▶ _Exercise instructions_:
Find every line with the string "लगभग" in it, count them, and reply with that count only.

▶ _Raw data_:

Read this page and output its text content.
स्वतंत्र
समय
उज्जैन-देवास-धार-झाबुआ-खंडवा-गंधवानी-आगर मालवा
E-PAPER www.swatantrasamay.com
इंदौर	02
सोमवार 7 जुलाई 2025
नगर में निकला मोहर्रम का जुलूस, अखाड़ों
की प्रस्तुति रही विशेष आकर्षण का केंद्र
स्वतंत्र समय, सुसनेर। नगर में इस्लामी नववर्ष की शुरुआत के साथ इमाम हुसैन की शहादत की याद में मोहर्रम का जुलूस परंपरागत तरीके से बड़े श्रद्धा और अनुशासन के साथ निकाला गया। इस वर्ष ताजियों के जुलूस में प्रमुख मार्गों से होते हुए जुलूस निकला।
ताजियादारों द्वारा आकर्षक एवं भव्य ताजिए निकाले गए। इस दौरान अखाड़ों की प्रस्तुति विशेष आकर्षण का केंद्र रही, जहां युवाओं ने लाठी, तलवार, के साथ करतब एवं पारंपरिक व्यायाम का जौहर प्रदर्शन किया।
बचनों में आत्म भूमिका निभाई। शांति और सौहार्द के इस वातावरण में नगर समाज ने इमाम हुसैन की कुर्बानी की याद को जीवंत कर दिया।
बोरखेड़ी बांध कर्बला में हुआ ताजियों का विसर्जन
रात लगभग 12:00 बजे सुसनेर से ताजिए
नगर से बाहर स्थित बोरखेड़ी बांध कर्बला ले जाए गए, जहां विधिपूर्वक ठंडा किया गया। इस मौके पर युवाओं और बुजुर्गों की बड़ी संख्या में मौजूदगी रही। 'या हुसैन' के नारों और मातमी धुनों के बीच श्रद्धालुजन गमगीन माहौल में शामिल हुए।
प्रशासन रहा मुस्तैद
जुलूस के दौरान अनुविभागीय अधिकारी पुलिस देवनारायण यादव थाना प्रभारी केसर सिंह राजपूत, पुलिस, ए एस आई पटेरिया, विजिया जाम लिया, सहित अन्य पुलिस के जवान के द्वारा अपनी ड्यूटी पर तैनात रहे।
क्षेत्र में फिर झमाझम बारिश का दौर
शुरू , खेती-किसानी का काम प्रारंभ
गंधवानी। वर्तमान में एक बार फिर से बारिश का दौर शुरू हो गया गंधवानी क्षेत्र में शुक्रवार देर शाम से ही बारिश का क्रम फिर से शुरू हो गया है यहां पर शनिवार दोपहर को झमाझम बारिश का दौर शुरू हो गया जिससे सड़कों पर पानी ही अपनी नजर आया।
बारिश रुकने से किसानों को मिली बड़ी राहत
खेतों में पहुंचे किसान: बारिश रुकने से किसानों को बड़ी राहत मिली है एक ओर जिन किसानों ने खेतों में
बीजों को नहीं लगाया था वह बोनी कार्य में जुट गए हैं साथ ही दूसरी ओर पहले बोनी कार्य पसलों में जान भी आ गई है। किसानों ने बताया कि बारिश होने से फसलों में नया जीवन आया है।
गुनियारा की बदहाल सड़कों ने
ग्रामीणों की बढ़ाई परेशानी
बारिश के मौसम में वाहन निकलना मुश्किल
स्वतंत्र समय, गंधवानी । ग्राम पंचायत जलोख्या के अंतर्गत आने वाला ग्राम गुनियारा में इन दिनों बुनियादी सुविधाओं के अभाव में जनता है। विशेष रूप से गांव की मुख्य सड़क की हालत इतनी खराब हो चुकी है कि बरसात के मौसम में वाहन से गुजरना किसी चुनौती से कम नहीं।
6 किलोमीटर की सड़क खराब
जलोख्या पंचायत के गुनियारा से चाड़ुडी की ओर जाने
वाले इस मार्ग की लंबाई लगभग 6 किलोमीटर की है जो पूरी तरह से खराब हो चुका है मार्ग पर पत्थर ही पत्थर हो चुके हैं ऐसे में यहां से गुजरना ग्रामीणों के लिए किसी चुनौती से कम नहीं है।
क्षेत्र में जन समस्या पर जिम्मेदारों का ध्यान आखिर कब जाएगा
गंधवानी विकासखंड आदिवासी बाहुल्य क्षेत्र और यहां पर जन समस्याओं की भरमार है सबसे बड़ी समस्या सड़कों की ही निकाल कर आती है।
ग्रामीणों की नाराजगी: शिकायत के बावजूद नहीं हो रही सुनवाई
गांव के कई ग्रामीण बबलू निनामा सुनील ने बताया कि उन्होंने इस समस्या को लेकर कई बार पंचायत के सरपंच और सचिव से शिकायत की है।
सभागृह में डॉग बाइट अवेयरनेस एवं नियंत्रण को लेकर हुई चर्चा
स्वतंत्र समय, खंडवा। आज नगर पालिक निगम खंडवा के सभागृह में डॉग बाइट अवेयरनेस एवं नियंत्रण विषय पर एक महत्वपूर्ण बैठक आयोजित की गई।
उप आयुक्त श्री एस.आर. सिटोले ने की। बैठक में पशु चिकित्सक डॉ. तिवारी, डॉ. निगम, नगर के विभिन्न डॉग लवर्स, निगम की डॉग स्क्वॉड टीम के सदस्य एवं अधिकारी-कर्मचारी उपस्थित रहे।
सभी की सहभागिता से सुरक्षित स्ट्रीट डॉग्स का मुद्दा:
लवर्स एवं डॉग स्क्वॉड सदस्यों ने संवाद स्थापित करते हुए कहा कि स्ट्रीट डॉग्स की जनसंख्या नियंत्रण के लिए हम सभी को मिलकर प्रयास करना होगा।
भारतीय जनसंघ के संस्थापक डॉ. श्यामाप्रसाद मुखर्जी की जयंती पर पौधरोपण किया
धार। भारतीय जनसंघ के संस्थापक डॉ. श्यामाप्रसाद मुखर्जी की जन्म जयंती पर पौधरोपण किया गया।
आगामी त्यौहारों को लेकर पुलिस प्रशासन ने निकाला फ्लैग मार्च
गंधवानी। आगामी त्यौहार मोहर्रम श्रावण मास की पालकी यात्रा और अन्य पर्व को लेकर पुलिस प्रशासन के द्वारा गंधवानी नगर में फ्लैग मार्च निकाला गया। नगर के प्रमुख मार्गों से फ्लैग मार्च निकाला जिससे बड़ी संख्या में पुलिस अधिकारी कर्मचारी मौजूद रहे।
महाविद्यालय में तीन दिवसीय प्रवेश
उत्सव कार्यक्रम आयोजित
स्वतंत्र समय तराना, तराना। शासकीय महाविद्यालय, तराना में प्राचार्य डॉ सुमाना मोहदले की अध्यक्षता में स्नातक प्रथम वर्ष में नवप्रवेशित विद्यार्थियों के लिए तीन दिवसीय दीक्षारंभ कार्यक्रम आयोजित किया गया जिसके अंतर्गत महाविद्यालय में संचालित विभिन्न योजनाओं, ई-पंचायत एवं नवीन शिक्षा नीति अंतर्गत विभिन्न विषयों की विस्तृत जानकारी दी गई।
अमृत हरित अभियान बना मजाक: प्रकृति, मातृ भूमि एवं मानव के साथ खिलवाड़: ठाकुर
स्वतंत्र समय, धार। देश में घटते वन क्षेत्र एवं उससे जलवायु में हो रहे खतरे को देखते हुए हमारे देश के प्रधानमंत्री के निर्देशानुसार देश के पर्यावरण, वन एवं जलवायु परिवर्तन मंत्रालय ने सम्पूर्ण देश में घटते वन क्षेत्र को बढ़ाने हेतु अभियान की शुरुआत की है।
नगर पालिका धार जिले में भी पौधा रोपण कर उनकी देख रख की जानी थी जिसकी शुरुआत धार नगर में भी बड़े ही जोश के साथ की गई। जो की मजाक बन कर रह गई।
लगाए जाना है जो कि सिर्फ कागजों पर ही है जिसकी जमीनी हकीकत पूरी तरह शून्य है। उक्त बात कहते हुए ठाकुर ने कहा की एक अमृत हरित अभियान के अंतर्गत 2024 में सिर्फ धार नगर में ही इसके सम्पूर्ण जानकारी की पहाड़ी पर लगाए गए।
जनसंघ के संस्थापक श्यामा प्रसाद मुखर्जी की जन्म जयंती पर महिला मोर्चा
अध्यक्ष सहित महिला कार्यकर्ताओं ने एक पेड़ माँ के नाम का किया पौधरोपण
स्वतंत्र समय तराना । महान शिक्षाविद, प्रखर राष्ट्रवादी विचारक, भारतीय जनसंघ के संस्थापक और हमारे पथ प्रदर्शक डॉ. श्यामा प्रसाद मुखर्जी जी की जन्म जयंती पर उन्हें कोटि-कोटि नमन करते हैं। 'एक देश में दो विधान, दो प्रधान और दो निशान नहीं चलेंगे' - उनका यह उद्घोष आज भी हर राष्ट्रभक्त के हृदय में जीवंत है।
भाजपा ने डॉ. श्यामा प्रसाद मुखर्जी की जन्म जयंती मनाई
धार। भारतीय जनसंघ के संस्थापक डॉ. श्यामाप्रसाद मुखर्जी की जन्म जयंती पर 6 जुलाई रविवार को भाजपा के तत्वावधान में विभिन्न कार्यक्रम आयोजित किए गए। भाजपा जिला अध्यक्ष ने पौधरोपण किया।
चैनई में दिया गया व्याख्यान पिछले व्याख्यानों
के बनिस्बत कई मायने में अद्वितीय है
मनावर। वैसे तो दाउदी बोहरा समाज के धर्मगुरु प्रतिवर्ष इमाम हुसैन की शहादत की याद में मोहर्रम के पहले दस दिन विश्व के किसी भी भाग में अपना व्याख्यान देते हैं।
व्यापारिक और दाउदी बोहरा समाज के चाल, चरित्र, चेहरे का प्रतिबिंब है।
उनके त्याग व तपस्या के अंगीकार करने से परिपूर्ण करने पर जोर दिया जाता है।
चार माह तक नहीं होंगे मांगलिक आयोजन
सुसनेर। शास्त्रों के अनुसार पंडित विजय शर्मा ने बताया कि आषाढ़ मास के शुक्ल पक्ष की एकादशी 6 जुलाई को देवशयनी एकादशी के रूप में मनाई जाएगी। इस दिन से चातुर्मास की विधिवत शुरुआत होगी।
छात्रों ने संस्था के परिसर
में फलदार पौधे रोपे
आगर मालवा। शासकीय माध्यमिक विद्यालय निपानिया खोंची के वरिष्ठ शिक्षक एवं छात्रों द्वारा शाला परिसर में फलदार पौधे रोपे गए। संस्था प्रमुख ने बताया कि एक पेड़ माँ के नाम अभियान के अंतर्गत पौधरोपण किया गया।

▶ _Correct result_:
2